TASK PROMPT: Quote every line of the data below as it stands, omitting pictures.

Items from a dataset:
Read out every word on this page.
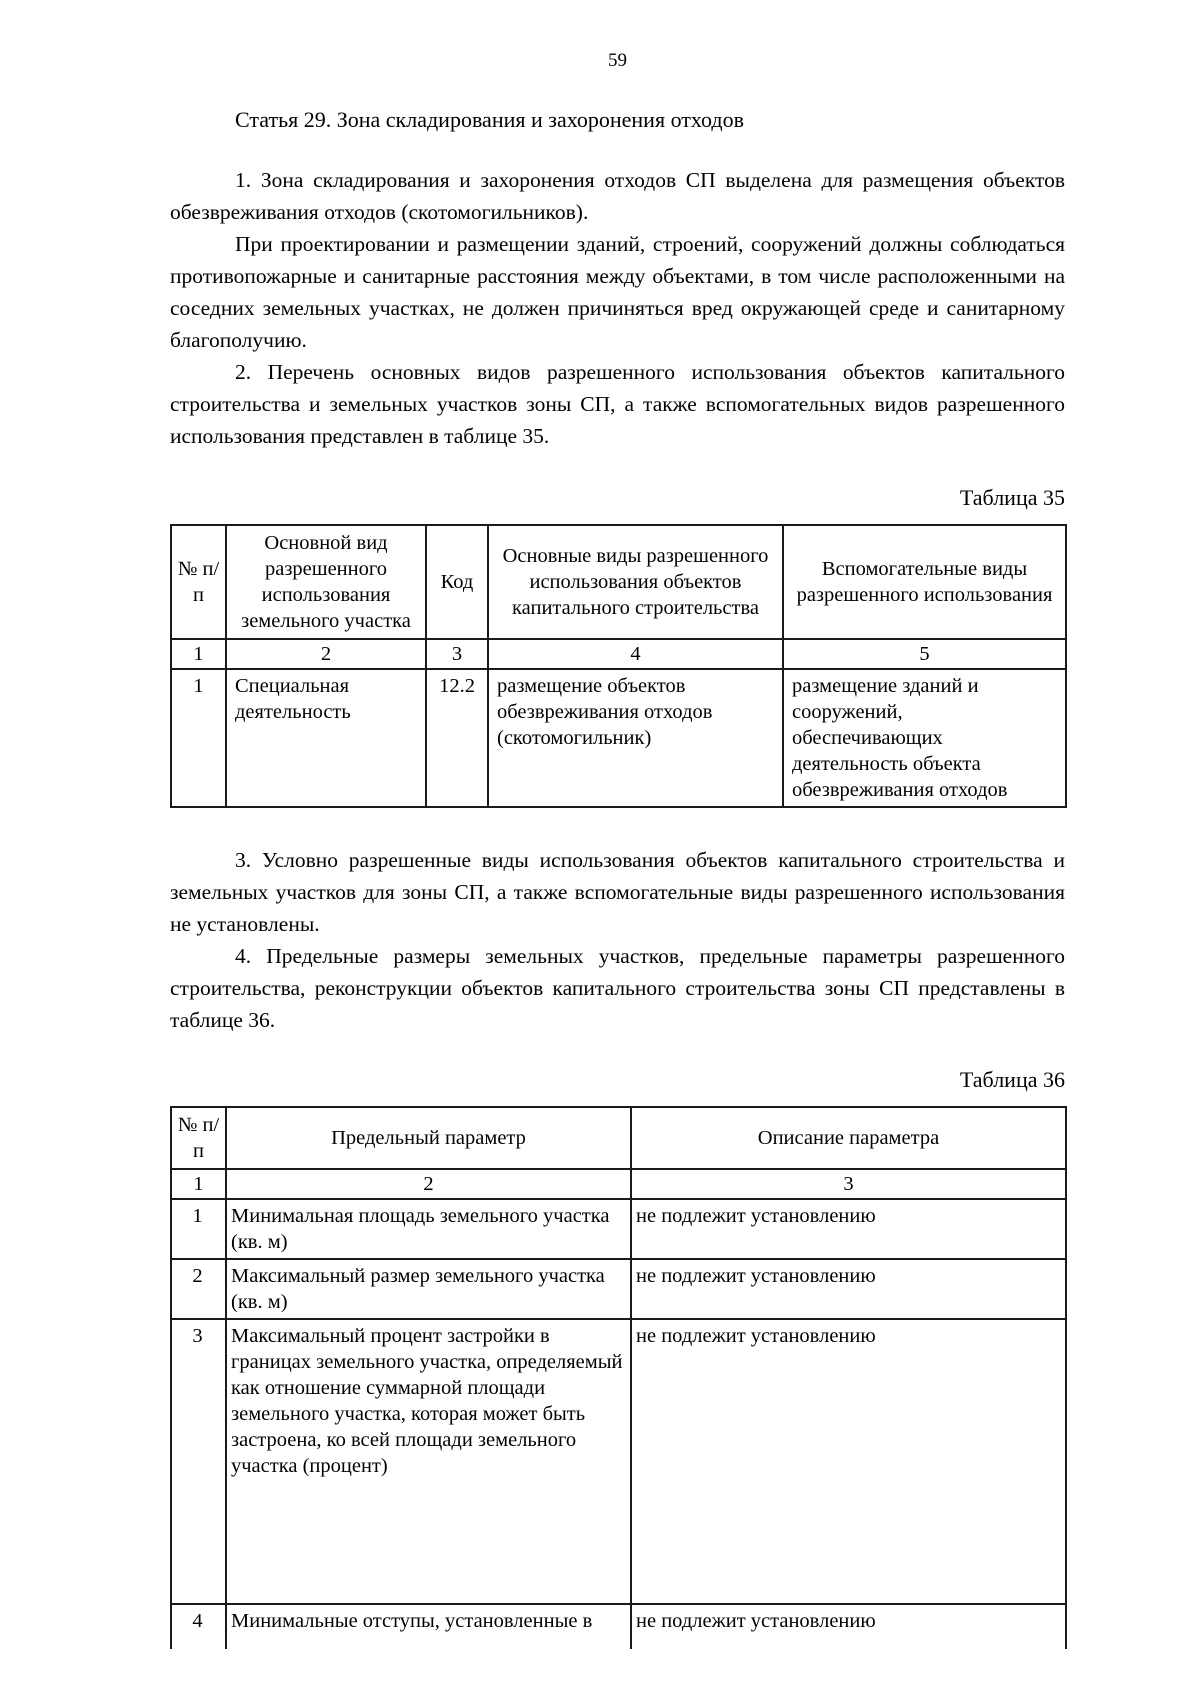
59
Статья 29. Зона складирования и захоронения отходов

1. Зона складирования и захоронения отходов СП выделена для размещения объектов обезвреживания отходов (скотомогильников).

При проектировании и размещении зданий, строений, сооружений должны соблюдаться противопожарные и санитарные расстояния между объектами, в том числе расположенными на соседних земельных участках, не должен причиняться вред окружающей среде и санитарному благополучию.

2. Перечень основных видов разрешенного использования объектов капитального строительства и земельных участков зоны СП, а также вспомогательных видов разрешенного использования представлен в таблице 35.

Таблица 35
№ п/п	Основной вид разрешенного использования земельного участка	Код	Основные виды разрешенного использования объектов капитального строительства	Вспомогательные виды разрешенного использования
1	2	3	4	5
1	Специальная деятельность	12.2	размещение объектов обезвреживания отходов (скотомогильник)	размещение зданий и сооружений, обеспечивающих деятельность объекта обезвреживания отходов

3. Условно разрешенные виды использования объектов капитального строительства и земельных участков для зоны СП, а также вспомогательные виды разрешенного использования не установлены.

4. Предельные размеры земельных участков, предельные параметры разрешенного строительства, реконструкции объектов капитального строительства зоны СП представлены в таблице 36.

Таблица 36
№ п/п	Предельный параметр	Описание параметра
1	2	3
1	Минимальная площадь земельного участка (кв. м)	не подлежит установлению
2	Максимальный размер земельного участка (кв. м)	не подлежит установлению
3	Максимальный процент застройки в границах земельного участка, определяемый как отношение суммарной площади земельного участка, которая может быть застроена, ко всей площади земельного участка (процент)	не подлежит установлению
4	Минимальные отступы, установленные в	не подлежит установлению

RESULT:
Read out every word on this page.
59
Статья 29. Зона складирования и захоронения отходов

1. Зона складирования и захоронения отходов СП выделена для размещения объектов обезвреживания отходов (скотомогильников).

При проектировании и размещении зданий, строений, сооружений должны соблюдаться противопожарные и санитарные расстояния между объектами, в том числе расположенными на соседних земельных участках, не должен причиняться вред окружающей среде и санитарному благополучию.

2. Перечень основных видов разрешенного использования объектов капитального строительства и земельных участков зоны СП, а также вспомогательных видов разрешенного использования представлен в таблице 35.

Таблица 35
№ п/п	Основной вид разрешенного использования земельного участка	Код	Основные виды разрешенного использования объектов капитального строительства	Вспомогательные виды разрешенного использования
1	2	3	4	5
1	Специальная деятельность	12.2	размещение объектов обезвреживания отходов (скотомогильник)	размещение зданий и сооружений, обеспечивающих деятельность объекта обезвреживания отходов

3. Условно разрешенные виды использования объектов капитального строительства и земельных участков для зоны СП, а также вспомогательные виды разрешенного использования не установлены.

4. Предельные размеры земельных участков, предельные параметры разрешенного строительства, реконструкции объектов капитального строительства зоны СП представлены в таблице 36.

Таблица 36
№ п/п	Предельный параметр	Описание параметра
1	2	3
1	Минимальная площадь земельного участка (кв. м)	не подлежит установлению
2	Максимальный размер земельного участка (кв. м)	не подлежит установлению
3	Максимальный процент застройки в границах земельного участка, определяемый как отношение суммарной площади земельного участка, которая может быть застроена, ко всей площади земельного участка (процент)	не подлежит установлению
4	Минимальные отступы, установленные в	не подлежит установлению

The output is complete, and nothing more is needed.